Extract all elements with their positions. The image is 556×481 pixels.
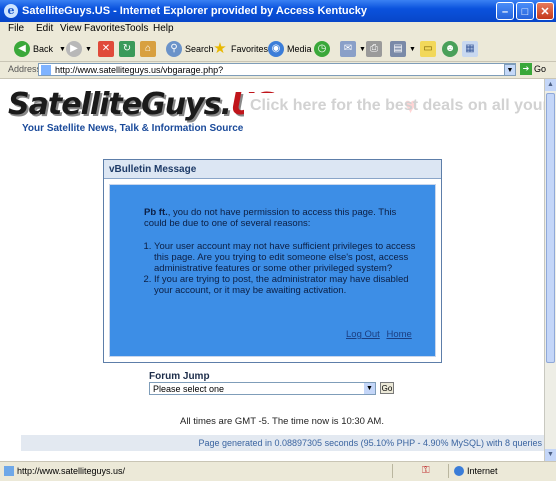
message-header: vBulletin Message <box>104 160 441 179</box>
research-button[interactable]: ▦ <box>462 40 481 58</box>
chevron-down-icon: ▼ <box>364 383 375 394</box>
chevron-down-icon: ▼ <box>59 45 66 53</box>
stop-button[interactable]: ✕ <box>98 40 117 58</box>
toolbar: ◀ Back ▼ ▶ ▼ ✕ ↻ ⌂ ⚲ Search ★ Favorites … <box>0 37 556 62</box>
address-dropdown-icon[interactable]: ▼ <box>504 64 516 76</box>
forum-jump-label: Forum Jump <box>149 371 210 382</box>
menu-bar: File Edit View Favorites Tools Help <box>0 22 556 38</box>
refresh-button[interactable]: ↻ <box>119 40 138 58</box>
history-icon: ◷ <box>314 41 330 57</box>
discuss-icon: ▭ <box>420 41 436 57</box>
forward-button[interactable]: ▶ ▼ <box>66 40 92 58</box>
status-divider <box>392 464 393 478</box>
refresh-icon: ↻ <box>119 41 135 57</box>
username: Pb ft. <box>144 207 168 218</box>
search-button[interactable]: ⚲ Search <box>166 40 214 58</box>
history-button[interactable]: ◷ <box>314 40 333 58</box>
scroll-down-icon[interactable]: ▼ <box>545 449 556 461</box>
forum-jump-go-button[interactable]: Go <box>380 382 394 394</box>
window-title: SatelliteGuys.US - Internet Explorer pro… <box>22 5 367 17</box>
scroll-thumb[interactable] <box>546 93 555 363</box>
menu-help[interactable]: Help <box>153 23 174 34</box>
maximize-button[interactable]: □ <box>516 2 534 20</box>
reason-item: If you are trying to post, the administr… <box>154 274 424 296</box>
favorites-button[interactable]: ★ Favorites <box>212 40 268 58</box>
mail-button[interactable]: ✉ ▼ <box>340 40 366 58</box>
messenger-icon: ☻ <box>442 41 458 57</box>
go-arrow-icon: ➔ <box>520 63 532 75</box>
message-links: Log Out Home <box>342 329 412 340</box>
address-input[interactable]: http://www.satelliteguys.us/vbgarage.php… <box>38 63 516 76</box>
page-status-icon <box>4 466 14 476</box>
vbulletin-message-box: vBulletin Message Pb ft., you do not hav… <box>103 159 442 363</box>
forward-arrow-icon: ▶ <box>66 41 82 57</box>
print-icon: ⎙ <box>366 41 382 57</box>
close-button[interactable]: ✕ <box>536 2 554 20</box>
media-button[interactable]: ◉ Media <box>268 40 312 58</box>
home-icon: ⌂ <box>140 41 156 57</box>
home-button[interactable]: ⌂ <box>140 40 159 58</box>
zone-label: Internet <box>467 466 498 476</box>
status-bar: http://www.satelliteguys.us/ ⚿ Internet <box>0 461 556 481</box>
discuss-button[interactable]: ▭ <box>420 40 439 58</box>
mail-icon: ✉ <box>340 41 356 57</box>
scroll-up-icon[interactable]: ▲ <box>545 79 556 91</box>
status-text: http://www.satelliteguys.us/ <box>17 466 126 476</box>
logout-link[interactable]: Log Out <box>346 329 380 340</box>
lock-icon: ⚿ <box>422 465 430 476</box>
menu-file[interactable]: File <box>8 23 24 34</box>
print-button[interactable]: ⎙ <box>366 40 385 58</box>
banner-text: Click here for the best deals on all you… <box>250 97 544 114</box>
edit-button[interactable]: ▤ ▼ <box>390 40 416 58</box>
logo-text: SatelliteGuys.US <box>8 87 276 122</box>
internet-zone-icon <box>454 466 464 476</box>
back-button[interactable]: ◀ Back ▼ <box>14 40 66 58</box>
address-label: Address <box>8 64 42 74</box>
search-icon: ⚲ <box>166 41 182 57</box>
go-button[interactable]: ➔ Go <box>520 63 546 75</box>
chevron-down-icon: ▼ <box>409 45 416 53</box>
edit-page-icon: ▤ <box>390 41 406 57</box>
home-link[interactable]: Home <box>386 329 411 340</box>
menu-edit[interactable]: Edit <box>36 23 53 34</box>
page-icon <box>41 65 51 75</box>
forum-jump-select[interactable]: Please select one ▼ <box>149 382 376 395</box>
site-logo[interactable]: SatelliteGuys.US Your Satellite News, Ta… <box>8 87 276 134</box>
menu-favorites[interactable]: Favorites <box>84 23 125 34</box>
reason-item: Your user account may not have sufficien… <box>154 241 424 274</box>
stop-icon: ✕ <box>98 41 114 57</box>
time-info: All times are GMT -5. The time now is 10… <box>180 416 384 427</box>
menu-view[interactable]: View <box>60 23 82 34</box>
ad-banner[interactable]: ♥ Click here for the best deals on all y… <box>244 93 544 121</box>
messenger-button[interactable]: ☻ <box>442 40 461 58</box>
page-viewport: SatelliteGuys.US Your Satellite News, Ta… <box>0 79 544 461</box>
status-divider <box>448 464 449 478</box>
message-body: Pb ft., you do not have permission to ac… <box>109 184 436 357</box>
logo-tagline: Your Satellite News, Talk & Information … <box>22 123 244 134</box>
reasons-list: Your user account may not have sufficien… <box>138 241 424 296</box>
research-icon: ▦ <box>462 41 478 57</box>
page-generated-info: Page generated in 0.08897305 seconds (95… <box>21 435 544 451</box>
star-icon: ★ <box>213 40 227 57</box>
chevron-down-icon: ▼ <box>85 45 92 53</box>
menu-tools[interactable]: Tools <box>125 23 148 34</box>
media-icon: ◉ <box>268 41 284 57</box>
chevron-down-icon: ▼ <box>359 45 366 53</box>
message-intro: Pb ft., you do not have permission to ac… <box>144 207 397 229</box>
address-bar: Address http://www.satelliteguys.us/vbga… <box>0 62 556 79</box>
minimize-button[interactable]: – <box>496 2 514 20</box>
ie-icon: e <box>4 4 18 18</box>
window-titlebar: e SatelliteGuys.US - Internet Explorer p… <box>0 0 556 22</box>
back-arrow-icon: ◀ <box>14 41 30 57</box>
vertical-scrollbar[interactable]: ▲ ▼ <box>544 79 556 461</box>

============================================================

→ **What to work on**: Retype all of the records above line for line, keeping every character unchanged, and leave the pictures out of your answer.

→ **The answer**:
Extract all elements with their positions. The image is 556×481 pixels.
message-header: vBulletin Message <box>104 160 441 179</box>
research-button[interactable]: ▦ <box>462 40 481 58</box>
chevron-down-icon: ▼ <box>364 383 375 394</box>
chevron-down-icon: ▼ <box>59 45 66 53</box>
stop-button[interactable]: ✕ <box>98 40 117 58</box>
toolbar: ◀ Back ▼ ▶ ▼ ✕ ↻ ⌂ ⚲ Search ★ Favorites … <box>0 37 556 62</box>
address-dropdown-icon[interactable]: ▼ <box>504 64 516 76</box>
forum-jump-label: Forum Jump <box>149 371 210 382</box>
menu-bar: File Edit View Favorites Tools Help <box>0 22 556 38</box>
refresh-button[interactable]: ↻ <box>119 40 138 58</box>
history-icon: ◷ <box>314 41 330 57</box>
discuss-icon: ▭ <box>420 41 436 57</box>
forward-button[interactable]: ▶ ▼ <box>66 40 92 58</box>
status-divider <box>392 464 393 478</box>
refresh-icon: ↻ <box>119 41 135 57</box>
username: Pb ft. <box>144 207 168 218</box>
search-button[interactable]: ⚲ Search <box>166 40 214 58</box>
history-button[interactable]: ◷ <box>314 40 333 58</box>
scroll-down-icon[interactable]: ▼ <box>545 449 556 461</box>
forum-jump-go-button[interactable]: Go <box>380 382 394 394</box>
window-title: SatelliteGuys.US - Internet Explorer pro… <box>22 5 367 17</box>
scroll-thumb[interactable] <box>546 93 555 363</box>
menu-help[interactable]: Help <box>153 23 174 34</box>
maximize-button[interactable]: □ <box>516 2 534 20</box>
reason-item: If you are trying to post, the administr… <box>154 274 424 296</box>
favorites-button[interactable]: ★ Favorites <box>212 40 268 58</box>
mail-button[interactable]: ✉ ▼ <box>340 40 366 58</box>
messenger-icon: ☻ <box>442 41 458 57</box>
go-arrow-icon: ➔ <box>520 63 532 75</box>
message-links: Log Out Home <box>342 329 412 340</box>
address-input[interactable]: http://www.satelliteguys.us/vbgarage.php… <box>38 63 516 76</box>
page-status-icon <box>4 466 14 476</box>
vbulletin-message-box: vBulletin Message Pb ft., you do not hav… <box>103 159 442 363</box>
forward-arrow-icon: ▶ <box>66 41 82 57</box>
print-icon: ⎙ <box>366 41 382 57</box>
close-button[interactable]: ✕ <box>536 2 554 20</box>
media-button[interactable]: ◉ Media <box>268 40 312 58</box>
home-icon: ⌂ <box>140 41 156 57</box>
home-button[interactable]: ⌂ <box>140 40 159 58</box>
zone-label: Internet <box>467 466 498 476</box>
status-bar: http://www.satelliteguys.us/ ⚿ Internet <box>0 461 556 481</box>
discuss-button[interactable]: ▭ <box>420 40 439 58</box>
mail-icon: ✉ <box>340 41 356 57</box>
scroll-up-icon[interactable]: ▲ <box>545 79 556 91</box>
status-text: http://www.satelliteguys.us/ <box>17 466 126 476</box>
logout-link[interactable]: Log Out <box>346 329 380 340</box>
lock-icon: ⚿ <box>422 465 430 476</box>
menu-file[interactable]: File <box>8 23 24 34</box>
print-button[interactable]: ⎙ <box>366 40 385 58</box>
banner-text: Click here for the best deals on all you… <box>250 97 544 114</box>
edit-button[interactable]: ▤ ▼ <box>390 40 416 58</box>
logo-text: SatelliteGuys.US <box>8 87 276 122</box>
internet-zone-icon <box>454 466 464 476</box>
back-button[interactable]: ◀ Back ▼ <box>14 40 66 58</box>
address-label: Address <box>8 64 42 74</box>
search-icon: ⚲ <box>166 41 182 57</box>
go-button[interactable]: ➔ Go <box>520 63 546 75</box>
chevron-down-icon: ▼ <box>409 45 416 53</box>
edit-page-icon: ▤ <box>390 41 406 57</box>
home-link[interactable]: Home <box>386 329 411 340</box>
menu-edit[interactable]: Edit <box>36 23 53 34</box>
page-icon <box>41 65 51 75</box>
forum-jump-select[interactable]: Please select one ▼ <box>149 382 376 395</box>
site-logo[interactable]: SatelliteGuys.US Your Satellite News, Ta… <box>8 87 276 134</box>
menu-favorites[interactable]: Favorites <box>84 23 125 34</box>
reason-item: Your user account may not have sufficien… <box>154 241 424 274</box>
stop-icon: ✕ <box>98 41 114 57</box>
time-info: All times are GMT -5. The time now is 10… <box>180 416 384 427</box>
menu-view[interactable]: View <box>60 23 82 34</box>
ad-banner[interactable]: ♥ Click here for the best deals on all y… <box>244 93 544 121</box>
messenger-button[interactable]: ☻ <box>442 40 461 58</box>
page-viewport: SatelliteGuys.US Your Satellite News, Ta… <box>0 79 544 461</box>
status-divider <box>448 464 449 478</box>
message-body: Pb ft., you do not have permission to ac… <box>109 184 436 357</box>
logo-tagline: Your Satellite News, Talk & Information … <box>22 123 244 134</box>
reasons-list: Your user account may not have sufficien… <box>138 241 424 296</box>
research-icon: ▦ <box>462 41 478 57</box>
page-generated-info: Page generated in 0.08897305 seconds (95… <box>21 435 544 451</box>
star-icon: ★ <box>213 40 227 57</box>
chevron-down-icon: ▼ <box>85 45 92 53</box>
menu-tools[interactable]: Tools <box>125 23 148 34</box>
media-icon: ◉ <box>268 41 284 57</box>
chevron-down-icon: ▼ <box>359 45 366 53</box>
message-intro: Pb ft., you do not have permission to ac… <box>144 207 397 229</box>
address-bar: Address http://www.satelliteguys.us/vbga… <box>0 62 556 79</box>
minimize-button[interactable]: – <box>496 2 514 20</box>
ie-icon: e <box>4 4 18 18</box>
window-titlebar: e SatelliteGuys.US - Internet Explorer p… <box>0 0 556 22</box>
back-arrow-icon: ◀ <box>14 41 30 57</box>
vertical-scrollbar[interactable]: ▲ ▼ <box>544 79 556 461</box>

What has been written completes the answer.